━━━━━ LISTED ENTRIES

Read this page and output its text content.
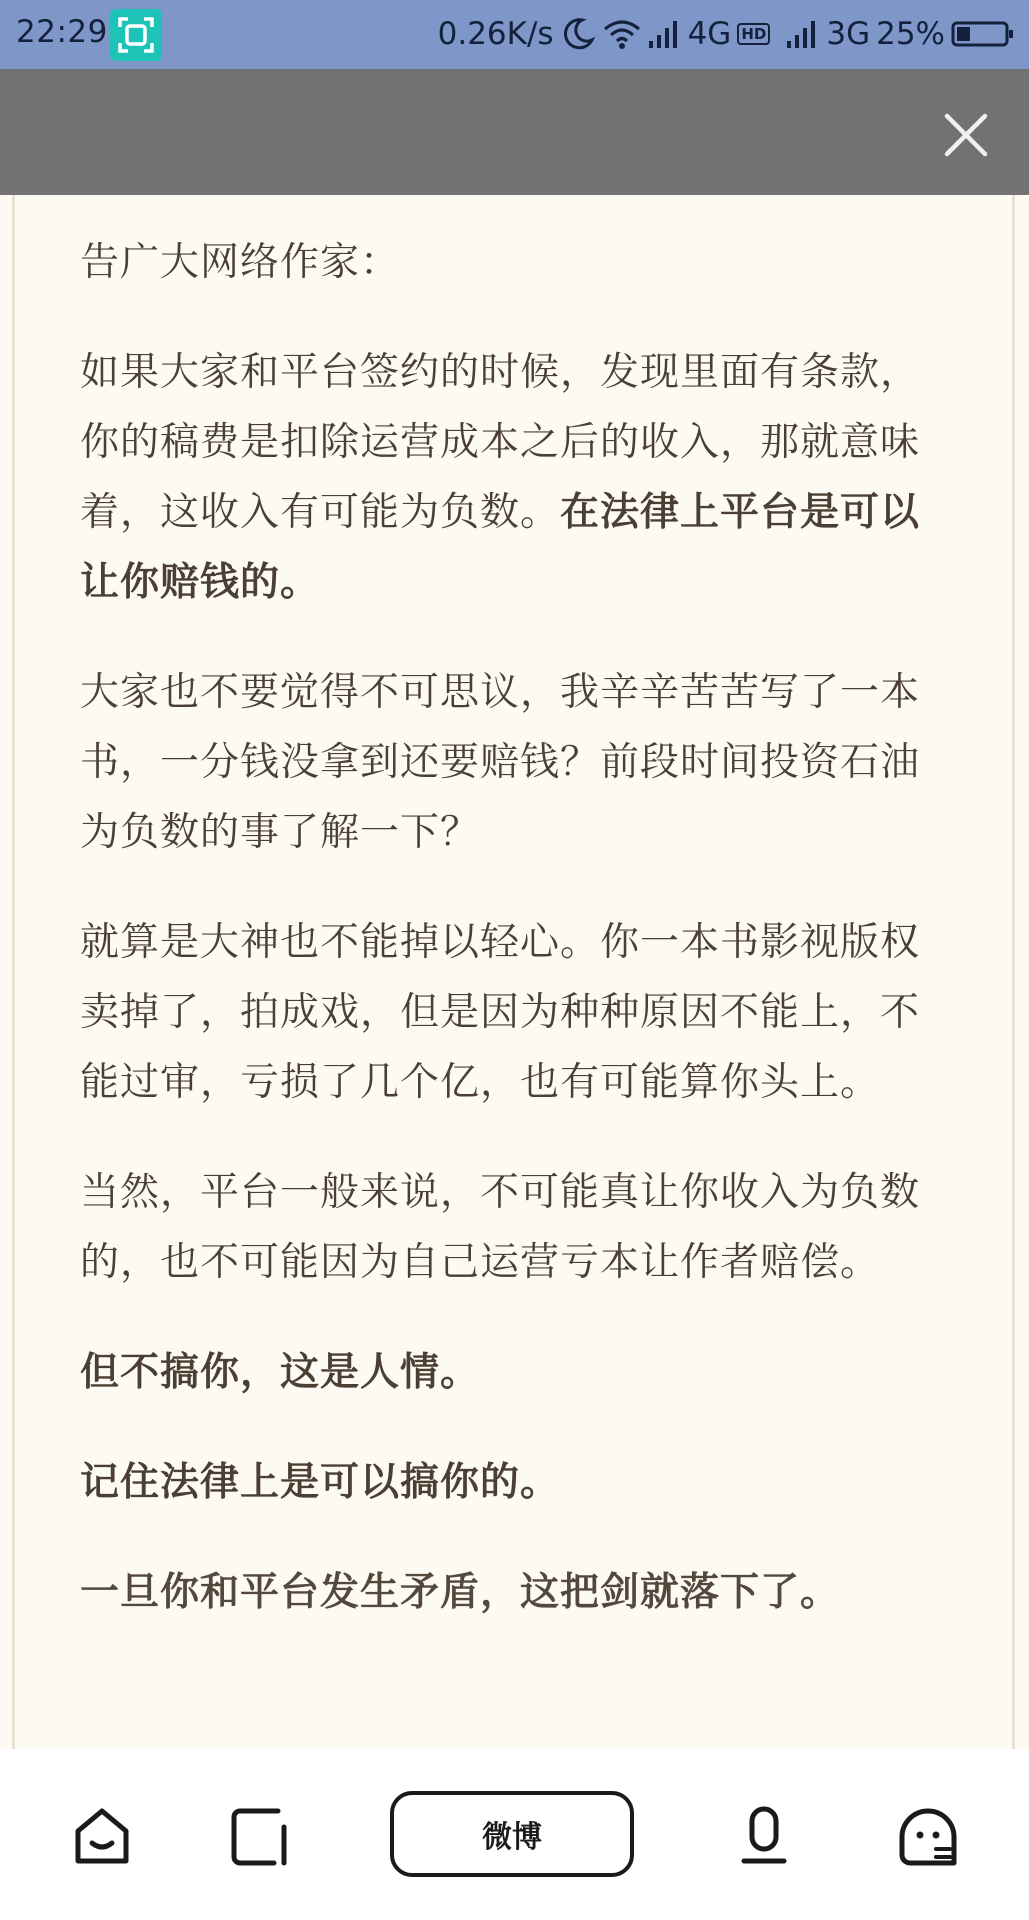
22:29	0.26K/s	4G HD 3G 25%

告广大网络作家：

如果大家和平台签约的时候，发现里面有条款，你的稿费是扣除运营成本之后的收入，那就意味着，这收入有可能为负数。在法律上平台是可以让你赔钱的。

大家也不要觉得不可思议，我辛辛苦苦写了一本书，一分钱没拿到还要赔钱？前段时间投资石油为负数的事了解一下？

就算是大神也不能掉以轻心。你一本书影视版权卖掉了，拍成戏，但是因为种种原因不能上，不能过审，亏损了几个亿，也有可能算你头上。

当然，平台一般来说，不可能真让你收入为负数的，也不可能因为自己运营亏本让作者赔偿。

但不搞你，这是人情。

记住法律上是可以搞你的。

一旦你和平台发生矛盾，这把剑就落下了。

微博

━━━━━━━━━━

**DIRECTIONS FOR THIS TASK:** Make an exact copy of every record, pictures excluded.

**REPLY TO THE EXERCISE:**
Read this page and output its text content.
22:29	0.26K/s	4G HD 3G 25%

告广大网络作家：

如果大家和平台签约的时候，发现里面有条款，你的稿费是扣除运营成本之后的收入，那就意味着，这收入有可能为负数。在法律上平台是可以让你赔钱的。

大家也不要觉得不可思议，我辛辛苦苦写了一本书，一分钱没拿到还要赔钱？前段时间投资石油为负数的事了解一下？

就算是大神也不能掉以轻心。你一本书影视版权卖掉了，拍成戏，但是因为种种原因不能上，不能过审，亏损了几个亿，也有可能算你头上。

当然，平台一般来说，不可能真让你收入为负数的，也不可能因为自己运营亏本让作者赔偿。

但不搞你，这是人情。

记住法律上是可以搞你的。

一旦你和平台发生矛盾，这把剑就落下了。

微博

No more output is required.